→ **DIRECTIONS FOR THIS TASK**: The records should be written out in full, with nothing altered.

→ **SUPPLIED MATERIAL**:
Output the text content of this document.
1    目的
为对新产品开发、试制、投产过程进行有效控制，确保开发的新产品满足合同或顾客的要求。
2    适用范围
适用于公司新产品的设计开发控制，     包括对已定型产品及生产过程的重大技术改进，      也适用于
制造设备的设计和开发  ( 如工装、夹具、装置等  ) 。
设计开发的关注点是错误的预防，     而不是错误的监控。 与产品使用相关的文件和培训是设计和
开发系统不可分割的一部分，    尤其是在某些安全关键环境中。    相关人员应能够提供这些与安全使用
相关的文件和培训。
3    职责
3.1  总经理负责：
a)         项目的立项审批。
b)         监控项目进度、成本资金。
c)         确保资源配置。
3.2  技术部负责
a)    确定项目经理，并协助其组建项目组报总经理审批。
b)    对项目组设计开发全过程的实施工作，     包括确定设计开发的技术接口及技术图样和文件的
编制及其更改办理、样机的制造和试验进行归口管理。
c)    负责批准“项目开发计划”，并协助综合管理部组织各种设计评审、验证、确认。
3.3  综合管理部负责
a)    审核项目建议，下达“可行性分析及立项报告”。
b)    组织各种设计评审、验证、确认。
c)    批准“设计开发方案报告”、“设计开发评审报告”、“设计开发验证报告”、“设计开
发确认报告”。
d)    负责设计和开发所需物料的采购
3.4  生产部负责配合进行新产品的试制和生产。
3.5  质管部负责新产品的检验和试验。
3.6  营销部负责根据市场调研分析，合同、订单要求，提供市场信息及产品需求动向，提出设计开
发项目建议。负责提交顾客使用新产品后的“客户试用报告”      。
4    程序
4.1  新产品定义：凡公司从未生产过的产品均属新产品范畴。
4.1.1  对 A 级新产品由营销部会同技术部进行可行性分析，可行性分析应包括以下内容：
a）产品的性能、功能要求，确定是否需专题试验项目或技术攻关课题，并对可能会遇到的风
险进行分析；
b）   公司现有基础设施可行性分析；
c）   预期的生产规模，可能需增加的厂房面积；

→ **WRITTEN ANSWER**:
Output the text content of this document.
1    目的
为对新产品开发、试制、投产过程进行有效控制，确保开发的新产品满足合同或顾客的要求。
2    适用范围
适用于公司新产品的设计开发控制，     包括对已定型产品及生产过程的重大技术改进，      也适用于
制造设备的设计和开发  ( 如工装、夹具、装置等  ) 。
设计开发的关注点是错误的预防，     而不是错误的监控。 与产品使用相关的文件和培训是设计和
开发系统不可分割的一部分，    尤其是在某些安全关键环境中。    相关人员应能够提供这些与安全使用
相关的文件和培训。
3    职责
3.1  总经理负责：
a)         项目的立项审批。
b)         监控项目进度、成本资金。
c)         确保资源配置。
3.2  技术部负责
a)    确定项目经理，并协助其组建项目组报总经理审批。
b)    对项目组设计开发全过程的实施工作，     包括确定设计开发的技术接口及技术图样和文件的
编制及其更改办理、样机的制造和试验进行归口管理。
c)    负责批准“项目开发计划”，并协助综合管理部组织各种设计评审、验证、确认。
3.3  综合管理部负责
a)    审核项目建议，下达“可行性分析及立项报告”。
b)    组织各种设计评审、验证、确认。
c)    批准“设计开发方案报告”、“设计开发评审报告”、“设计开发验证报告”、“设计开
发确认报告”。
d)    负责设计和开发所需物料的采购
3.4  生产部负责配合进行新产品的试制和生产。
3.5  质管部负责新产品的检验和试验。
3.6  营销部负责根据市场调研分析，合同、订单要求，提供市场信息及产品需求动向，提出设计开
发项目建议。负责提交顾客使用新产品后的“客户试用报告”      。
4    程序
4.1  新产品定义：凡公司从未生产过的产品均属新产品范畴。
4.1.1  对 A 级新产品由营销部会同技术部进行可行性分析，可行性分析应包括以下内容：
a）产品的性能、功能要求，确定是否需专题试验项目或技术攻关课题，并对可能会遇到的风
险进行分析；
b）   公司现有基础设施可行性分析；
c）   预期的生产规模，可能需增加的厂房面积；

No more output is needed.